● **Dataset entries**

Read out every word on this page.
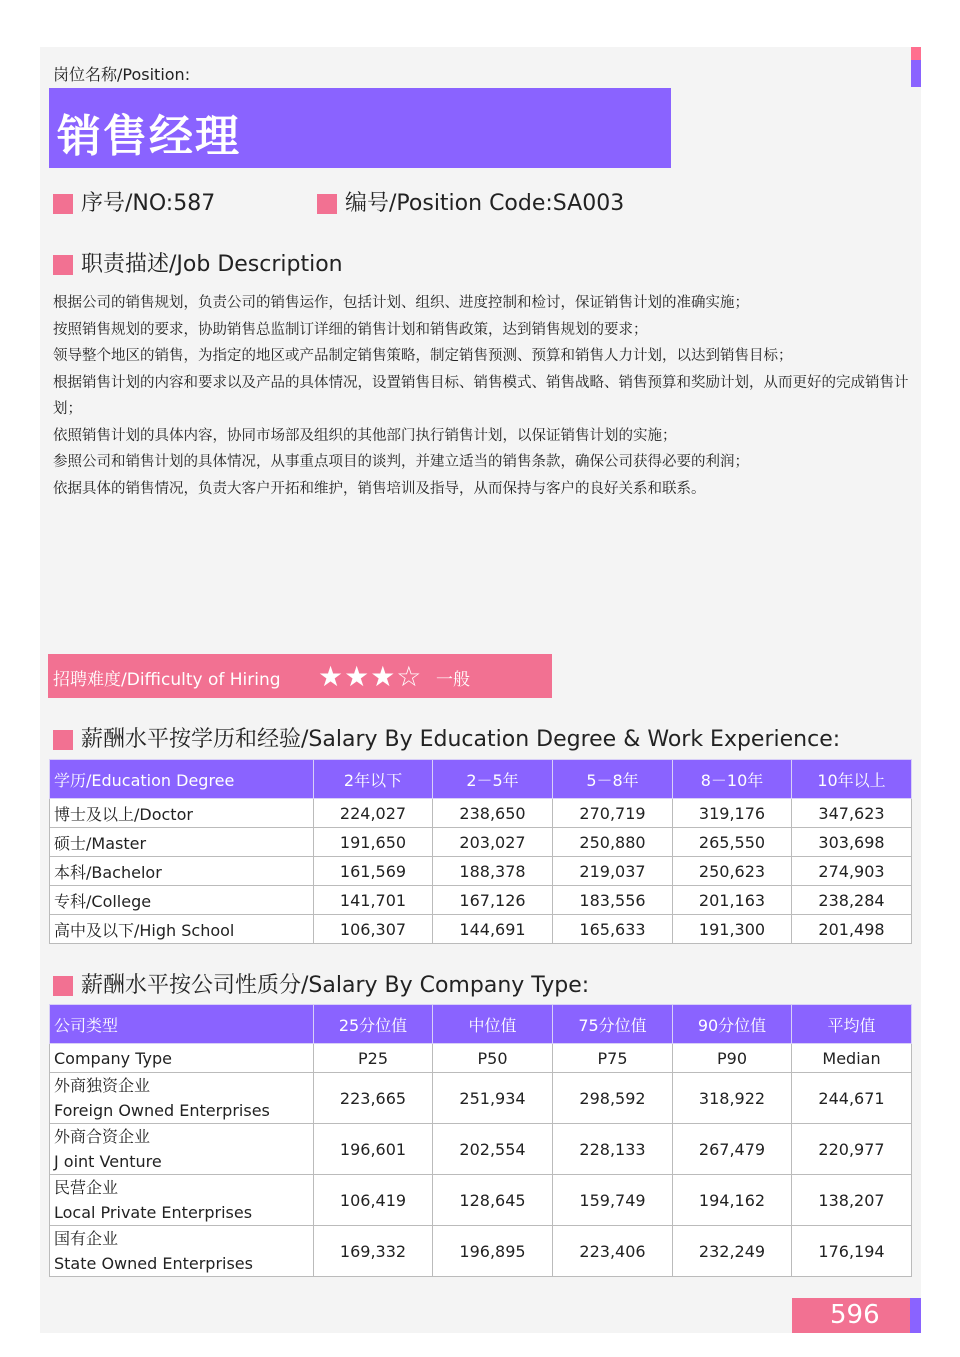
岗位名称/Position:
销售经理
序号/NO:587	编号/Position Code:SA003
职责描述/Job Description
根据公司的销售规划，负责公司的销售运作，包括计划、组织、进度控制和检讨，保证销售计划的准确实施；
按照销售规划的要求，协助销售总监制订详细的销售计划和销售政策，达到销售规划的要求；
领导整个地区的销售，为指定的地区或产品制定销售策略，制定销售预测、预算和销售人力计划，以达到销售目标；
根据销售计划的内容和要求以及产品的具体情况，设置销售目标、销售模式、销售战略、销售预算和奖励计划，从而更好的完成销售计划；
依照销售计划的具体内容，协同市场部及组织的其他部门执行销售计划，以保证销售计划的实施；
参照公司和销售计划的具体情况，从事重点项目的谈判，并建立适当的销售条款，确保公司获得必要的利润；
依据具体的销售情况，负责大客户开拓和维护，销售培训及指导，从而保持与客户的良好关系和联系。
招聘难度/Difficulty of Hiring ★★★☆ 一般
薪酬水平按学历和经验/Salary By Education Degree & Work Experience:
学历/Education Degree	2年以下	2－5年	5－8年	8－10年	10年以上
博士及以上/Doctor	224,027	238,650	270,719	319,176	347,623
硕士/Master	191,650	203,027	250,880	265,550	303,698
本科/Bachelor	161,569	188,378	219,037	250,623	274,903
专科/College	141,701	167,126	183,556	201,163	238,284
高中及以下/High School	106,307	144,691	165,633	191,300	201,498
薪酬水平按公司性质分/Salary By Company Type:
公司类型	25分位值	中位值	75分位值	90分位值	平均值
Company Type	P25	P50	P75	P90	Median

外商独资企业
Foreign Owned Enterprises	223,665	251,934	298,592	318,922	244,671

外商合资企业
J oint Venture	196,601	202,554	228,133	267,479	220,977

民营企业
Local Private Enterprises	106,419	128,645	159,749	194,162	138,207

国有企业
State Owned Enterprises	169,332	196,895	223,406	232,249	176,194
596
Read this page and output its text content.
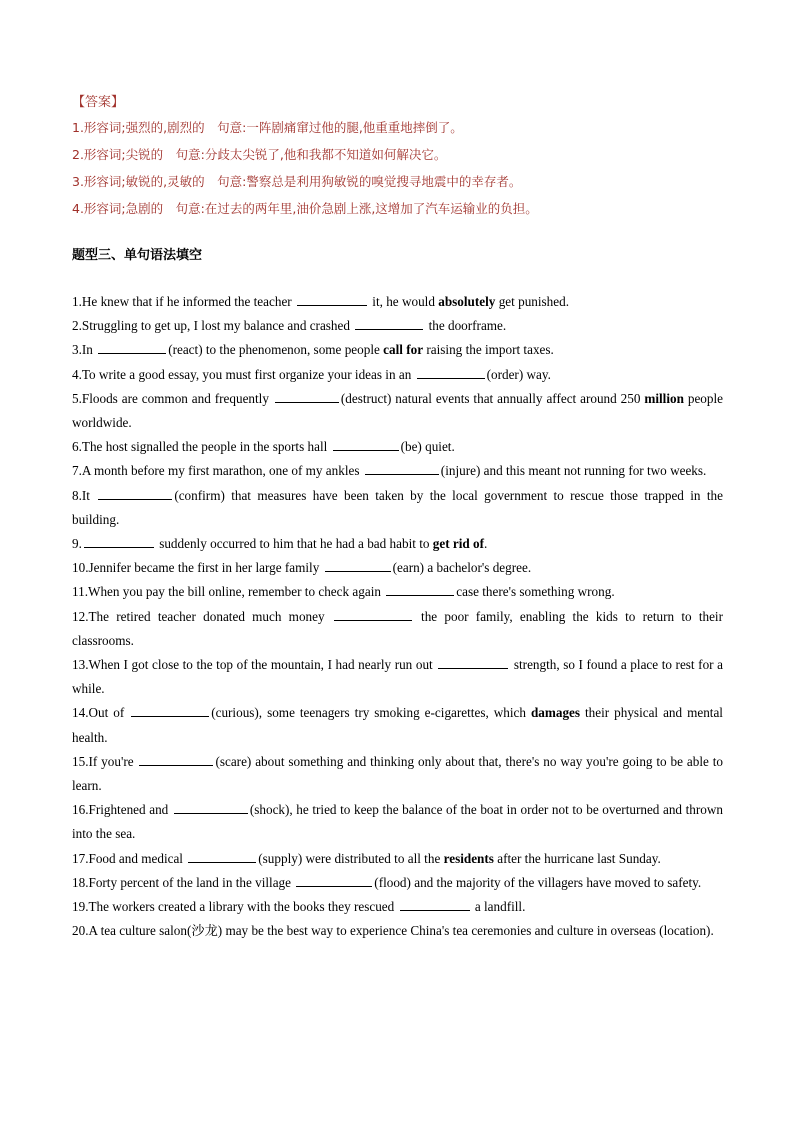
【答案】
1.形容词;强烈的,剧烈的　句意:一阵剧痛窜过他的腿,他重重地摔倒了。
2.形容词;尖锐的　句意:分歧太尖锐了,他和我都不知道如何解决它。
3.形容词;敏锐的,灵敏的　句意:警察总是利用狗敏锐的嗅觉搜寻地震中的幸存者。
4.形容词;急剧的　句意:在过去的两年里,油价急剧上涨,这增加了汽车运输业的负担。
题型三、单句语法填空
1.He knew that if he informed the teacher	it, he would absolutely get punished.
2.Struggling to get up, I lost my balance and crashed	the doorframe.
3.In	(react) to the phenomenon, some people call for raising the import taxes.
4.To write a good essay, you must first organize your ideas in an	(order) way.
5.Floods are common and frequently	(destruct) natural events that annually affect around 250 million people worldwide.
6.The host signalled the people in the sports hall	(be) quiet.
7.A month before my first marathon, one of my ankles	(injure) and this meant not running for two weeks.
8.It	(confirm) that measures have been taken by the local government to rescue those trapped in the building.
9.	suddenly occurred to him that he had a bad habit to get rid of.
10.Jennifer became the first in her large family	(earn) a bachelor's degree.
11.When you pay the bill online, remember to check again	case there's something wrong.
12.The retired teacher donated much money	the poor family, enabling the kids to return to their classrooms.
13.When I got close to the top of the mountain, I had nearly run out	strength, so I found a place to rest for a while.
14.Out of	(curious), some teenagers try smoking e-cigarettes, which damages their physical and mental health.
15.If you're	(scare) about something and thinking only about that, there's no way you're going to be able to learn.
16.Frightened and	(shock), he tried to keep the balance of the boat in order not to be overturned and thrown into the sea.
17.Food and medical	(supply) were distributed to all the residents after the hurricane last Sunday.
18.Forty percent of the land in the village	(flood) and the majority of the villagers have moved to safety.
19.The workers created a library with the books they rescued	a landfill.
20.A tea culture salon(沙龙) may be the best way to experience China's tea ceremonies and culture in overseas (location).
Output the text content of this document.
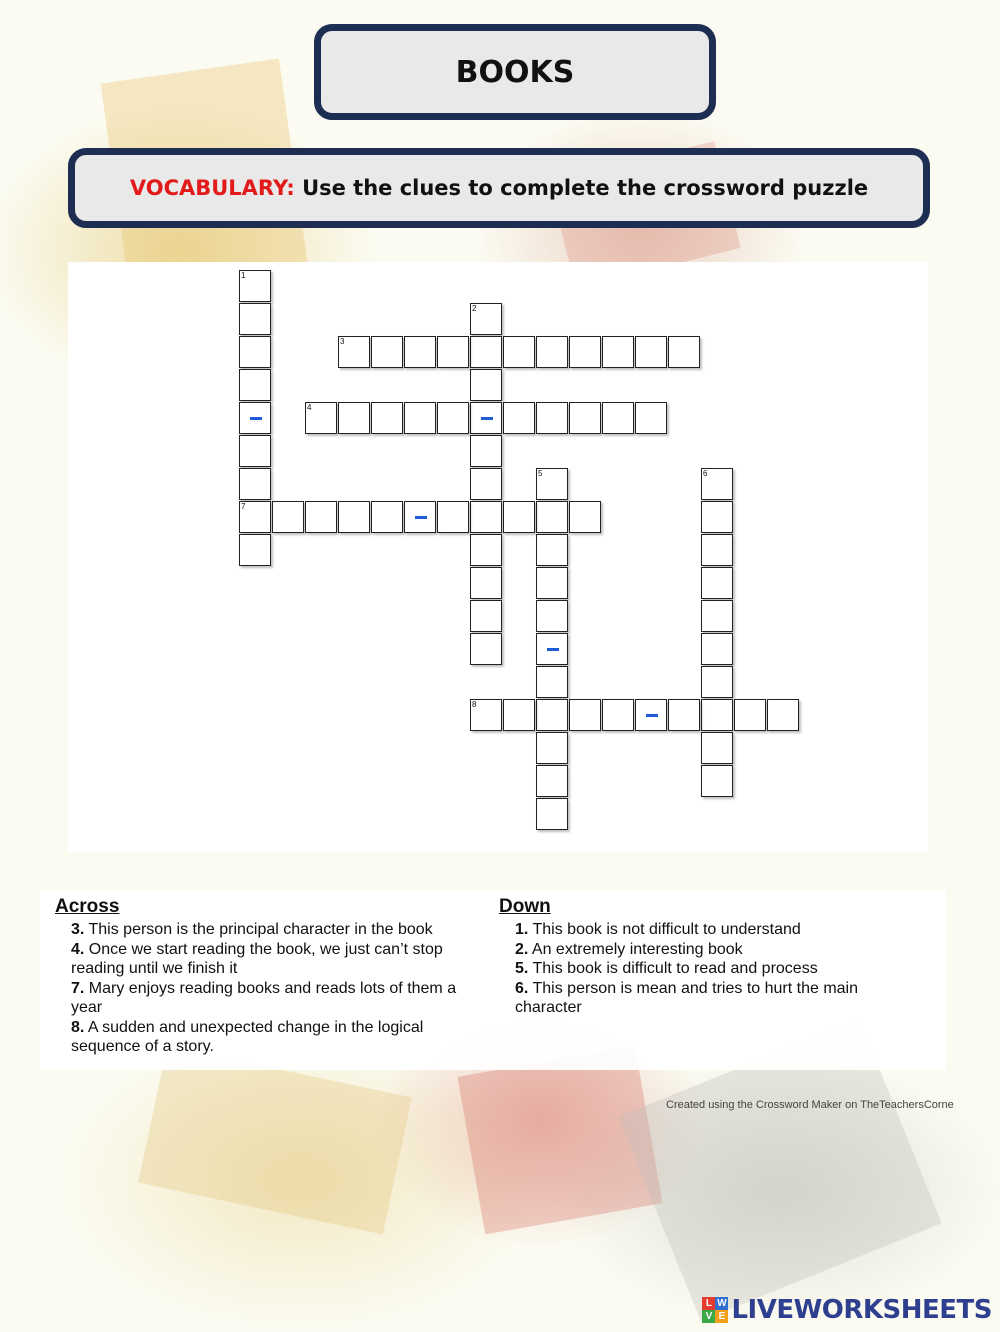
BOOKS
VOCABULARY: Use the clues to complete the crossword puzzle
Created using the Crossword Maker on TheTeachersCorne
1
7
2
3
4
5	6
8
Across
3. This person is the principal character in the book
4. Once we start reading the book, we just can’t stop reading until we finish it
7. Mary enjoys reading books and reads lots of them a year
8. A sudden and unexpected change in the logical sequence of a story.
Down
1. This book is not difficult to understand
2. An extremely interesting book
5. This book is difficult to read and process
6. This person is mean and tries to hurt the main character
L W
V E LIVEWORKSHEETS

● **Task**
Identify every line above with the string "Company" in it. Copy those lines.

● **Reply**
薪酬水平按公司性质分/Salary By Company Type:
Company Type	P25	P50	P75	P90	Median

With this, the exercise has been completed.